━━━ Supplied records ━━━

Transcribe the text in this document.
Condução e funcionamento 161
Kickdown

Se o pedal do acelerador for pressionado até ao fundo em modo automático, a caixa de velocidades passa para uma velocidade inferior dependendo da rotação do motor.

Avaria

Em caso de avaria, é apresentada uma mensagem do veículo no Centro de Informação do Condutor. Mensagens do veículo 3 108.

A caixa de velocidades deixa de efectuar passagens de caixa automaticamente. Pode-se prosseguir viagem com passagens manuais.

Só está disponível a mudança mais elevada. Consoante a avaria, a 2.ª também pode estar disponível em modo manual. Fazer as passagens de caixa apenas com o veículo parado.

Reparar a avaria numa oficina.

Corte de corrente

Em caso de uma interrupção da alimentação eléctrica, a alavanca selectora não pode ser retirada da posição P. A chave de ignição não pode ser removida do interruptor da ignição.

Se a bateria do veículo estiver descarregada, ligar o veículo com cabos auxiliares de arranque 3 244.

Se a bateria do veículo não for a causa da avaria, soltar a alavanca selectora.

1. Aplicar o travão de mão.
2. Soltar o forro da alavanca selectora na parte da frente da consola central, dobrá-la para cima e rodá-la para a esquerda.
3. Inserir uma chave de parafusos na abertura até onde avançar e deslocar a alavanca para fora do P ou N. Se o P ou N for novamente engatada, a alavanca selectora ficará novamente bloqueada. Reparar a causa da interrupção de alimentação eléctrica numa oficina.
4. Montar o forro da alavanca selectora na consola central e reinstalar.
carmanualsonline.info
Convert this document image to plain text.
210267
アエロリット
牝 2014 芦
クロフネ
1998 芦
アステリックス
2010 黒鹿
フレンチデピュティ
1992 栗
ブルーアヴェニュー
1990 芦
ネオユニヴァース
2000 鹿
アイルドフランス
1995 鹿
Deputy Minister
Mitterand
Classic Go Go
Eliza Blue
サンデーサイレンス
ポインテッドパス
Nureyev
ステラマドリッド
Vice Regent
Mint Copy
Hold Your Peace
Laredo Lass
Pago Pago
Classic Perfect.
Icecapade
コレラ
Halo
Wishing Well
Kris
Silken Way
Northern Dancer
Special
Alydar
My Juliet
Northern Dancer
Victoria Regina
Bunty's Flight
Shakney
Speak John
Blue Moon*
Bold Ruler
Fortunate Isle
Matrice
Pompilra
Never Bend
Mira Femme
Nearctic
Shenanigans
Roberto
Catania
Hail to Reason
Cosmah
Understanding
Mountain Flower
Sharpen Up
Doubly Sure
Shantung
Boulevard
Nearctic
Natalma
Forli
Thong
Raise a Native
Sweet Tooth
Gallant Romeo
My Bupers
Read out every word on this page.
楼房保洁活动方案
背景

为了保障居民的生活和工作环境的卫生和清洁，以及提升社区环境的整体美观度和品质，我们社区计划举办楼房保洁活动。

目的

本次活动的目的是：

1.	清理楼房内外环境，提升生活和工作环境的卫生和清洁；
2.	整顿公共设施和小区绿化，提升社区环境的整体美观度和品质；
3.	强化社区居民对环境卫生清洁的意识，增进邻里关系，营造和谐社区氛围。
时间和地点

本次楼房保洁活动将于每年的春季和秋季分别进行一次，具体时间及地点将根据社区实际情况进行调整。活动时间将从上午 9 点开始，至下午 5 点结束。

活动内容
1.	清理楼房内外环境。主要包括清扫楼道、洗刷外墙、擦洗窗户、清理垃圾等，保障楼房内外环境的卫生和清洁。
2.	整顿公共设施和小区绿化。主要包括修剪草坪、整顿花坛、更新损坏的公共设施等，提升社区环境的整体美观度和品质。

━━━

▶ _Exercise_: Copy each line of the data exactly, leaving nothing out.

▶ _Written solution_:
Transcribe the text in this document.
Condução e funcionamento 161
Kickdown

Se o pedal do acelerador for pressionado até ao fundo em modo automático, a caixa de velocidades passa para uma velocidade inferior dependendo da rotação do motor.

Avaria

Em caso de avaria, é apresentada uma mensagem do veículo no Centro de Informação do Condutor. Mensagens do veículo 3 108.

A caixa de velocidades deixa de efectuar passagens de caixa automaticamente. Pode-se prosseguir viagem com passagens manuais.

Só está disponível a mudança mais elevada. Consoante a avaria, a 2.ª também pode estar disponível em modo manual. Fazer as passagens de caixa apenas com o veículo parado.

Reparar a avaria numa oficina.

Corte de corrente

Em caso de uma interrupção da alimentação eléctrica, a alavanca selectora não pode ser retirada da posição P. A chave de ignição não pode ser removida do interruptor da ignição.

Se a bateria do veículo estiver descarregada, ligar o veículo com cabos auxiliares de arranque 3 244.

Se a bateria do veículo não for a causa da avaria, soltar a alavanca selectora.

1. Aplicar o travão de mão.
2. Soltar o forro da alavanca selectora na parte da frente da consola central, dobrá-la para cima e rodá-la para a esquerda.
3. Inserir uma chave de parafusos na abertura até onde avançar e deslocar a alavanca para fora do P ou N. Se o P ou N for novamente engatada, a alavanca selectora ficará novamente bloqueada. Reparar a causa da interrupção de alimentação eléctrica numa oficina.
4. Montar o forro da alavanca selectora na consola central e reinstalar.
carmanualsonline.info
Convert this document image to plain text.
210267
アエロリット
牝 2014 芦
クロフネ
1998 芦
アステリックス
2010 黒鹿
フレンチデピュティ
1992 栗
ブルーアヴェニュー
1990 芦
ネオユニヴァース
2000 鹿
アイルドフランス
1995 鹿
Deputy Minister
Mitterand
Classic Go Go
Eliza Blue
サンデーサイレンス
ポインテッドパス
Nureyev
ステラマドリッド
Vice Regent
Mint Copy
Hold Your Peace
Laredo Lass
Pago Pago
Classic Perfect.
Icecapade
コレラ
Halo
Wishing Well
Kris
Silken Way
Northern Dancer
Special
Alydar
My Juliet
Northern Dancer
Victoria Regina
Bunty's Flight
Shakney
Speak John
Blue Moon*
Bold Ruler
Fortunate Isle
Matrice
Pompilra
Never Bend
Mira Femme
Nearctic
Shenanigans
Roberto
Catania
Hail to Reason
Cosmah
Understanding
Mountain Flower
Sharpen Up
Doubly Sure
Shantung
Boulevard
Nearctic
Natalma
Forli
Thong
Raise a Native
Sweet Tooth
Gallant Romeo
My Bupers
Read out every word on this page.
楼房保洁活动方案
背景

为了保障居民的生活和工作环境的卫生和清洁，以及提升社区环境的整体美观度和品质，我们社区计划举办楼房保洁活动。

目的

本次活动的目的是：

1.	清理楼房内外环境，提升生活和工作环境的卫生和清洁；
2.	整顿公共设施和小区绿化，提升社区环境的整体美观度和品质；
3.	强化社区居民对环境卫生清洁的意识，增进邻里关系，营造和谐社区氛围。
时间和地点

本次楼房保洁活动将于每年的春季和秋季分别进行一次，具体时间及地点将根据社区实际情况进行调整。活动时间将从上午 9 点开始，至下午 5 点结束。

活动内容
1.	清理楼房内外环境。主要包括清扫楼道、洗刷外墙、擦洗窗户、清理垃圾等，保障楼房内外环境的卫生和清洁。
2.	整顿公共设施和小区绿化。主要包括修剪草坪、整顿花坛、更新损坏的公共设施等，提升社区环境的整体美观度和品质。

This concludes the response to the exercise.